SEITENAUSZUG
================

# Webradio abspielen



## Coder21 (21. Dez 2006)

Hi!

Ich bin noch ziemlicher Anfänger in Java und habe ein Spiel programmiert, bei dem ich gerne Hintergrundmusik abspielen möchte. Da es nicht immer die gleiche Musik sein sollte, habe ich mir überlegt, einfach z.B. bei Antenne Bayern das Webradio abzuspielen. Kann man das in einer Applikation realisieren?
Ich freue mich über jede Antwort!

PS: Wie gesagt, bin ich Anfäger und kenne mich nicht mit Internetprogrammierung aus.


mfg

Coder21


----------



## Coder 21 (23. Dez 2006)

Hat wirklich keiner eine Idee? :?:
Ich hab es schon mit einem einfachen Applet ausprobiert, was im Browser wunderbar funktioniert hat. Gibt es vielleicht eine Möglichkeit das HTML-Dokument vom Programm aus in den Browser zu laden und wieder zu schließen? ???:L
Ich wäre sehr dankbar für eine Antwort!

mfg

Coder 21


----------



## sebastian4gold (25. Dez 2006)

Einen Radiostream abzuspielen wird häufig an den Codecs scheitern, da die meisten für den WMP und den Realplayer sind - welche beide nicht von Java unterstützt werden.
Vll schaust du mal beim JMF (Java Media Framework) auf http://java.sun.com/products/java-media/jmf/.
Ansonsten würde ich dir raten, lizenzfreie mp3 Songs einzubauen - ist wesentlich leichter und auf jeden Fall rechtlich total abgesichert, was ja bei einem urheberrechtlichgeschützten Radiostream nicht ganz so geklärt ist.

Hoffe hilft dir!

Sebastian


----------

================

GEGEBENE ZEILEN
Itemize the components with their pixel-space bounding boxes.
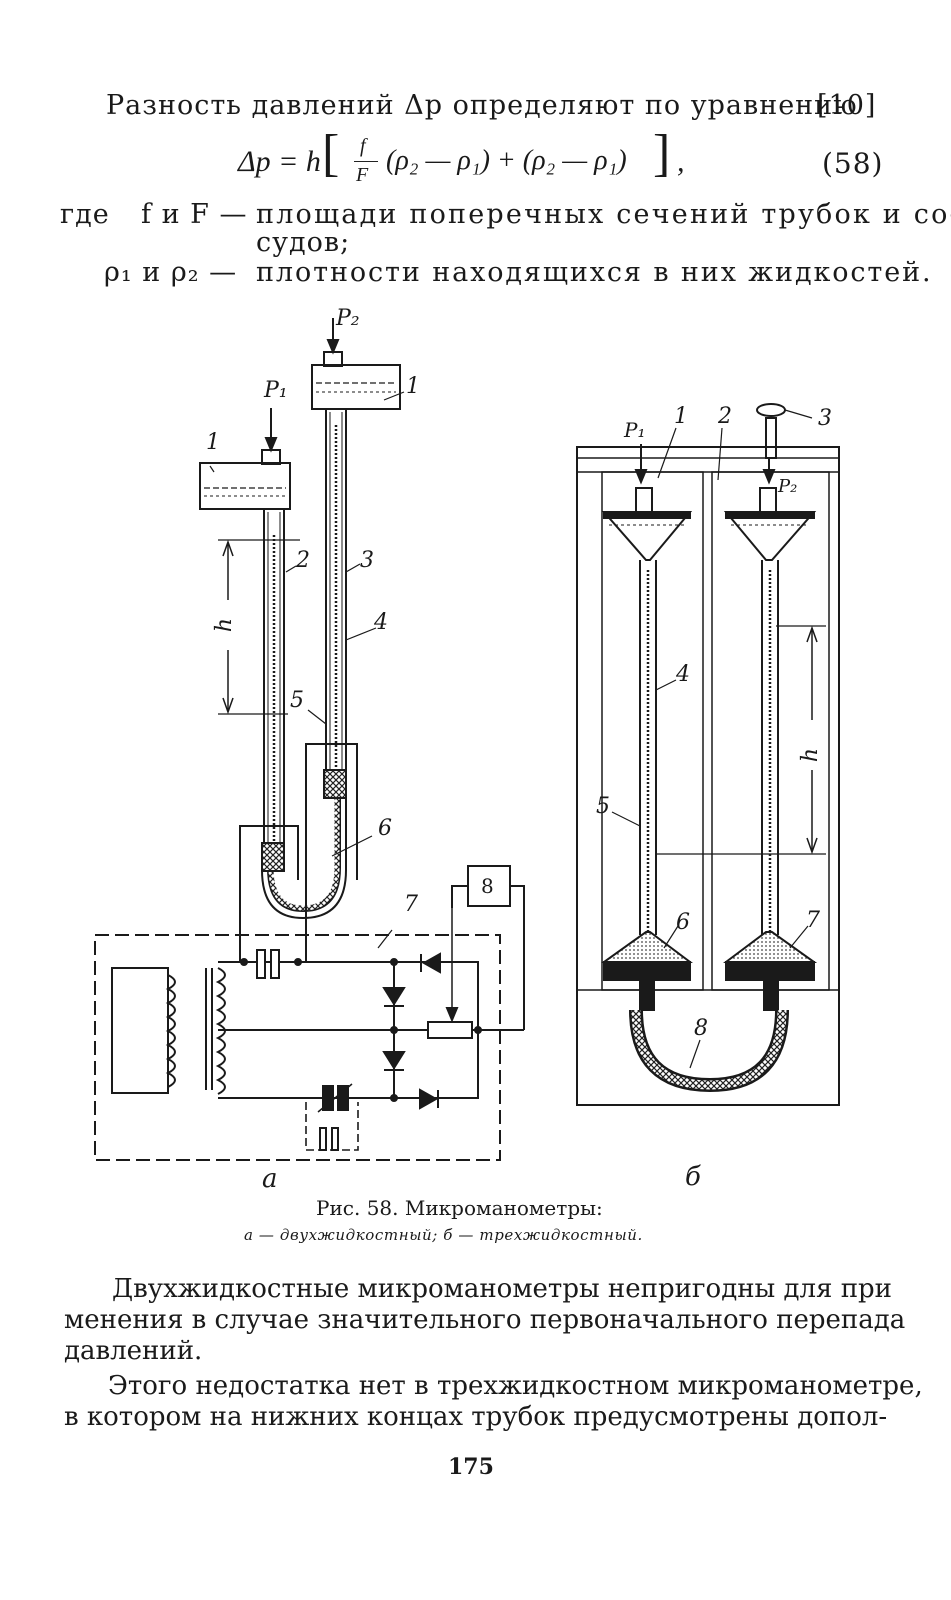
- vessel-right-a: [311, 364, 401, 410]
- paragraph-1-line-2: менения в случае значительного первонача…: [64, 1305, 906, 1335]
- paragraph-1-line-1: Двухжидкостные микроманометры непригодны…: [112, 1274, 892, 1304]
- eq-bracket-left: [: [322, 125, 340, 182]
- where-label: где: [60, 199, 110, 230]
- label-a-1-left: 1: [206, 430, 220, 455]
- label-a-p1: P₁: [264, 378, 288, 403]
- where-def1b: судов;: [256, 227, 351, 258]
- label-b-6: 6: [676, 910, 690, 935]
- label-b-2: 2: [718, 404, 732, 429]
- label-a-8: 8: [481, 874, 494, 898]
- eq-number: (58): [822, 147, 884, 180]
- figure-caption-sub: а — двухжидкостный; б — трехжидкостный.: [244, 1226, 643, 1244]
- label-b-5: 5: [596, 794, 610, 819]
- label-a-1-right: 1: [406, 374, 420, 399]
- where-sym1: f и F —: [141, 199, 248, 230]
- eq-frac-den: F: [356, 164, 369, 186]
- label-a-3: 3: [360, 548, 374, 573]
- label-b-4: 4: [676, 662, 690, 687]
- label-a-2: 2: [296, 548, 310, 573]
- vessel-left-a: [199, 462, 291, 510]
- label-b-p1: P₁: [624, 418, 646, 442]
- eq-comma: ,: [677, 145, 685, 178]
- label-a-h: h: [212, 617, 238, 633]
- diagram-b: [576, 403, 840, 1106]
- label-b-sub: б: [685, 1162, 701, 1192]
- label-a-7: 7: [404, 892, 418, 917]
- label-a-4: 4: [374, 610, 388, 635]
- page-number: 175: [448, 1454, 494, 1480]
- label-a-sub: а: [262, 1164, 278, 1194]
- label-b-8: 8: [694, 1016, 708, 1041]
- label-b-3: 3: [818, 406, 832, 431]
- label-a-6: 6: [378, 816, 392, 841]
- eq-frac-num: f: [360, 135, 366, 157]
- where-def1: площади поперечных сечений трубок и со-: [256, 199, 951, 230]
- eq-lhs: Δp = h: [238, 145, 321, 178]
- diagram-a: [94, 318, 525, 1161]
- intro-line: Разность давлений Δp определяют по уравн…: [106, 90, 858, 121]
- paragraph-2-line-2: в котором на нижних концах трубок предус…: [64, 1402, 888, 1432]
- label-a-p2: P₂: [336, 306, 360, 331]
- label-a-5: 5: [290, 688, 304, 713]
- paragraph-2-line-1: Этого недостатка нет в трехжидкостном ми…: [108, 1371, 923, 1401]
- label-b-p2: P₂: [778, 476, 798, 497]
- label-b-1: 1: [674, 404, 688, 429]
- label-b-h: h: [798, 747, 824, 763]
- label-b-7: 7: [806, 908, 820, 933]
- eq-terms: (ρ₂ — ρ₁) + (ρ₂ — ρ₁): [386, 145, 627, 176]
- reference: [10]: [817, 90, 877, 121]
- where-def2: плотности находящихся в них жидкостей.: [256, 257, 933, 288]
- figure-caption-title: Рис. 58. Микроманометры:: [316, 1196, 603, 1220]
- eq-frac-bar: [354, 161, 378, 162]
- where-sym2: ρ₁ и ρ₂ —: [104, 257, 238, 288]
- eq-bracket-right: ]: [653, 125, 671, 182]
- paragraph-1-line-3: давлений.: [64, 1336, 203, 1366]
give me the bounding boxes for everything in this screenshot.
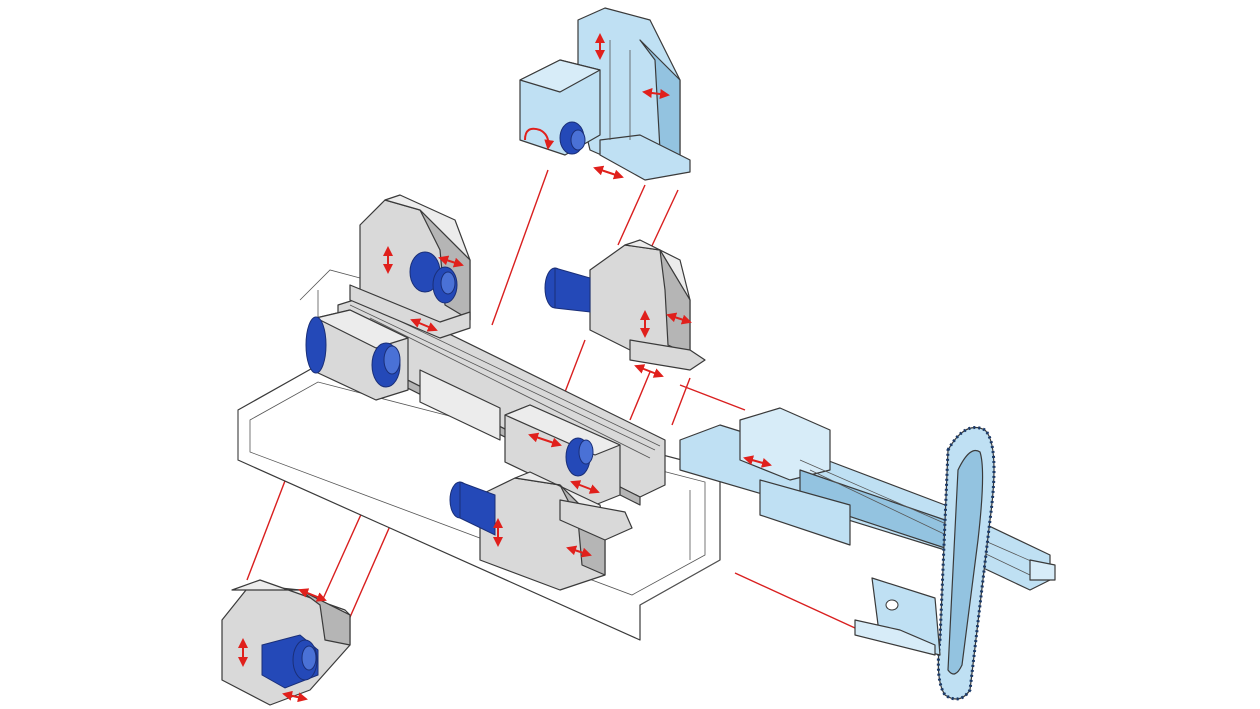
upper-left-slide-base-arrow [410, 318, 438, 332]
milling-head-unit [519, 7, 691, 181]
bar-loader-unit [679, 407, 1056, 591]
lower-center-slide-base-arrow [570, 480, 600, 494]
lower-center-turret-slide [449, 471, 633, 591]
upper-right-slide-horizontal-arrow [666, 312, 692, 325]
lower-left-slide-base-arrow [282, 690, 308, 703]
counter-spindle-travel-arrow [528, 432, 562, 448]
milling-head-base-slide-arrow [593, 165, 624, 180]
chip-conveyor-chain [854, 426, 996, 701]
lower-left-slide-horizontal-arrow [298, 588, 327, 602]
milling-head-horizontal-arrow [642, 88, 670, 99]
lower-center-slide-horizontal-arrow [566, 545, 592, 558]
upper-right-turret-slide [544, 239, 706, 378]
upper-left-turret-slide [349, 194, 471, 339]
counter-spindle-carriage [504, 404, 621, 506]
bar-loader-pusher-arrow [743, 455, 772, 468]
milling-head-rotary-arrow [524, 127, 555, 150]
lower-left-turret-slide [221, 579, 351, 706]
upper-left-slide-horizontal-arrow [438, 255, 464, 268]
upper-right-slide-base-arrow [634, 364, 664, 378]
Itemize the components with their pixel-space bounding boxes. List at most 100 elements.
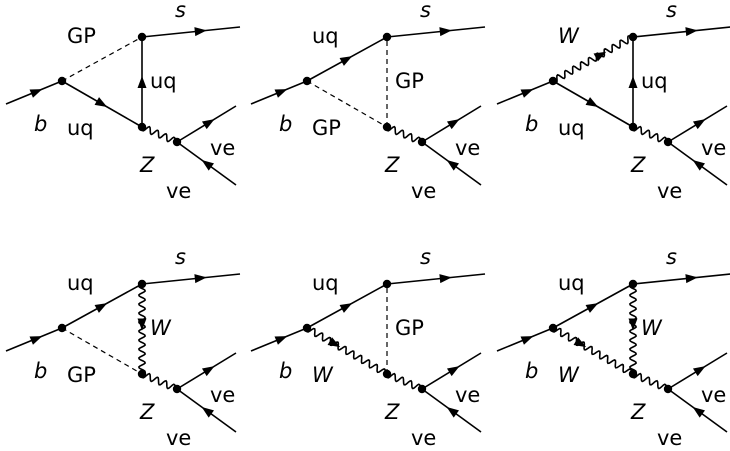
incoming-ve-label: ve: [411, 179, 436, 203]
bottom-propagator: [61, 327, 143, 375]
outgoing-ve-line-arrow: [446, 119, 460, 130]
incoming-b-label: b: [34, 359, 47, 383]
incoming-b-line-arrow: [520, 336, 534, 345]
incoming-ve-line-arrow: [692, 406, 705, 418]
vertical-propagator-arrow: [628, 76, 638, 88]
bottom-propagator-label: GP: [312, 116, 341, 140]
z-boson-line: [386, 372, 422, 393]
top-propagator-label: uq: [558, 271, 585, 295]
vertical-propagator-label: W: [150, 316, 172, 340]
outgoing-s-line-arrow: [439, 27, 452, 37]
outgoing-ve-label: ve: [210, 383, 235, 407]
top-propagator-arrow: [339, 56, 353, 66]
vertex: [663, 384, 673, 394]
vertical-propagator-arrow: [137, 76, 147, 88]
vertical-propagator-arrow: [628, 318, 638, 331]
outgoing-s-line-arrow: [194, 274, 207, 284]
outgoing-ve-label: ve: [701, 136, 726, 160]
outgoing-s-label: s: [175, 0, 186, 22]
vertex: [57, 323, 67, 333]
top-propagator-arrow: [339, 303, 353, 313]
vertex: [137, 122, 147, 132]
top-propagator-label: GP: [67, 24, 96, 48]
z-boson-line: [632, 372, 668, 393]
vertical-propagator-label: uq: [150, 69, 177, 93]
z-boson-label: Z: [630, 153, 646, 177]
outgoing-ve-line-arrow: [201, 366, 215, 377]
incoming-b-label: b: [279, 112, 292, 136]
top-propagator-arrow: [585, 303, 599, 313]
outgoing-s-line-arrow: [685, 27, 698, 37]
outgoing-ve-label: ve: [455, 136, 480, 160]
bottom-propagator-label: GP: [67, 363, 96, 387]
vertex: [302, 76, 312, 86]
vertex: [628, 369, 638, 379]
incoming-ve-label: ve: [411, 426, 436, 450]
outgoing-ve-label: ve: [455, 383, 480, 407]
z-boson-line: [632, 125, 668, 146]
outgoing-ve-line-arrow: [692, 119, 706, 130]
outgoing-ve-label: ve: [210, 136, 235, 160]
incoming-b-label: b: [34, 112, 47, 136]
vertex: [382, 32, 392, 42]
incoming-b-line-arrow: [29, 336, 43, 345]
vertex: [137, 279, 147, 289]
vertex: [172, 384, 182, 394]
top-propagator-label: W: [558, 24, 580, 48]
vertex: [172, 137, 182, 147]
vertex: [417, 137, 427, 147]
incoming-b-line-arrow: [29, 89, 43, 98]
vertical-propagator-label: GP: [395, 69, 424, 93]
bottom-propagator-label: W: [558, 363, 580, 387]
outgoing-s-line: [141, 273, 241, 285]
outgoing-s-label: s: [175, 245, 186, 269]
outgoing-s-line-arrow: [194, 27, 207, 37]
incoming-ve-line-arrow: [201, 406, 214, 418]
incoming-ve-label: ve: [657, 426, 682, 450]
outgoing-ve-label: ve: [701, 383, 726, 407]
incoming-ve-label: ve: [166, 179, 191, 203]
top-propagator-label: uq: [312, 24, 339, 48]
incoming-b-label: b: [525, 359, 538, 383]
top-propagator: [61, 36, 143, 82]
bottom-propagator-arrow: [327, 337, 341, 348]
outgoing-ve-line-arrow: [446, 366, 460, 377]
vertical-propagator-label: W: [641, 316, 663, 340]
z-boson-label: Z: [384, 400, 400, 424]
bottom-propagator: [552, 327, 633, 378]
outgoing-s-label: s: [420, 245, 431, 269]
outgoing-ve-line-arrow: [201, 119, 215, 130]
vertex: [382, 122, 392, 132]
vertex: [628, 122, 638, 132]
bottom-propagator-arrow: [585, 97, 599, 107]
top-propagator-arrow: [593, 51, 607, 62]
vertex: [137, 369, 147, 379]
incoming-ve-line-arrow: [692, 159, 705, 171]
bottom-propagator-label: W: [312, 363, 334, 387]
vertex: [663, 137, 673, 147]
incoming-ve-line-arrow: [446, 406, 459, 418]
vertex: [382, 279, 392, 289]
outgoing-s-line: [632, 26, 730, 38]
z-boson-label: Z: [139, 400, 155, 424]
incoming-ve-label: ve: [166, 426, 191, 450]
incoming-b-line-arrow: [520, 89, 534, 98]
z-boson-label: Z: [630, 400, 646, 424]
outgoing-s-line: [386, 273, 486, 285]
z-boson-label: Z: [139, 153, 155, 177]
z-boson-line: [141, 372, 177, 393]
outgoing-s-line: [141, 26, 241, 38]
outgoing-s-line-arrow: [685, 274, 698, 284]
z-boson-line: [386, 125, 422, 146]
bottom-propagator: [306, 327, 387, 378]
vertical-propagator-label: GP: [395, 316, 424, 340]
bottom-propagator: [306, 80, 388, 128]
vertex: [57, 76, 67, 86]
outgoing-s-label: s: [666, 245, 677, 269]
vertex: [628, 279, 638, 289]
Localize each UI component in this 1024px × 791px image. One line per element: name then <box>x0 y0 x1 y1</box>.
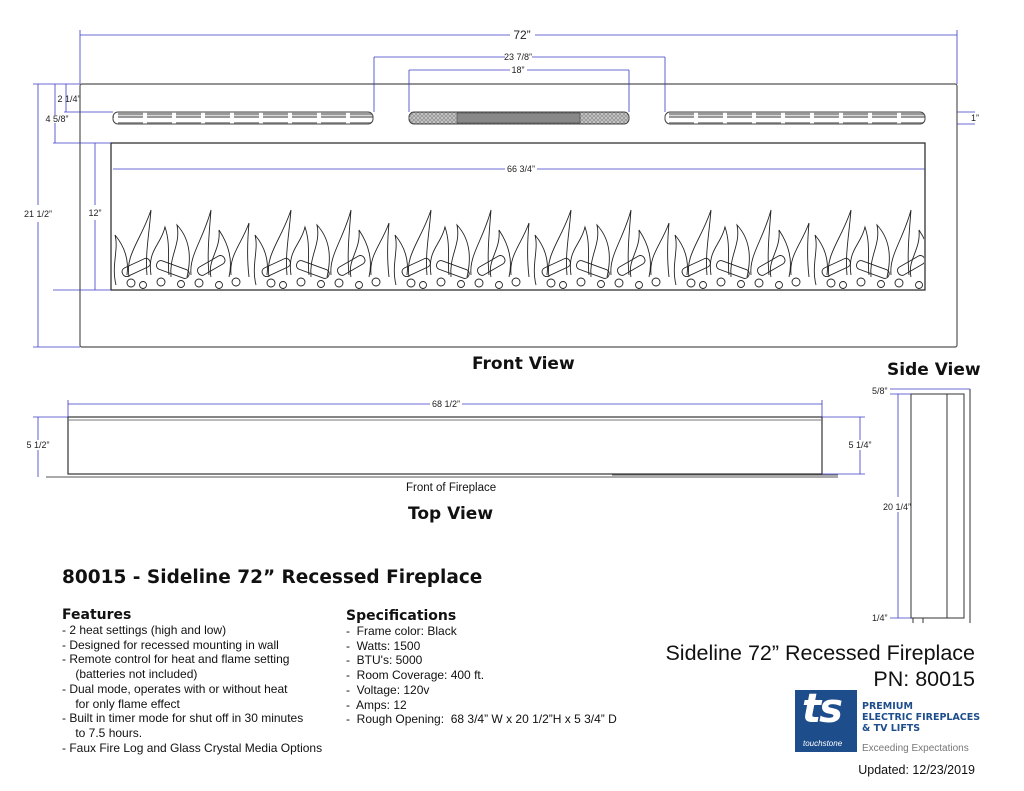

================

AUFGABE
Gib den Seitenauszug über das Abspielen von Webradio in Java vollständig und Wort für Wort wieder.

ANTWORT
# Webradio abspielen



## Coder21 (21. Dez 2006)

Hi!

Ich bin noch ziemlicher Anfänger in Java und habe ein Spiel programmiert, bei dem ich gerne Hintergrundmusik abspielen möchte. Da es nicht immer die gleiche Musik sein sollte, habe ich mir überlegt, einfach z.B. bei Antenne Bayern das Webradio abzuspielen. Kann man das in einer Applikation realisieren?
Ich freue mich über jede Antwort!

PS: Wie gesagt, bin ich Anfäger und kenne mich nicht mit Internetprogrammierung aus.


mfg

Coder21


----------



## Coder 21 (23. Dez 2006)

Hat wirklich keiner eine Idee? :?:
Ich hab es schon mit einem einfachen Applet ausprobiert, was im Browser wunderbar funktioniert hat. Gibt es vielleicht eine Möglichkeit das HTML-Dokument vom Programm aus in den Browser zu laden und wieder zu schließen? ???:L
Ich wäre sehr dankbar für eine Antwort!

mfg

Coder 21


----------



## sebastian4gold (25. Dez 2006)

Einen Radiostream abzuspielen wird häufig an den Codecs scheitern, da die meisten für den WMP und den Realplayer sind - welche beide nicht von Java unterstützt werden.
Vll schaust du mal beim JMF (Java Media Framework) auf http://java.sun.com/products/java-media/jmf/.
Ansonsten würde ich dir raten, lizenzfreie mp3 Songs einzubauen - ist wesentlich leichter und auf jeden Fall rechtlich total abgesichert, was ja bei einem urheberrechtlichgeschützten Radiostream nicht ganz so geklärt ist.

Hoffe hilft dir!

Sebastian


----------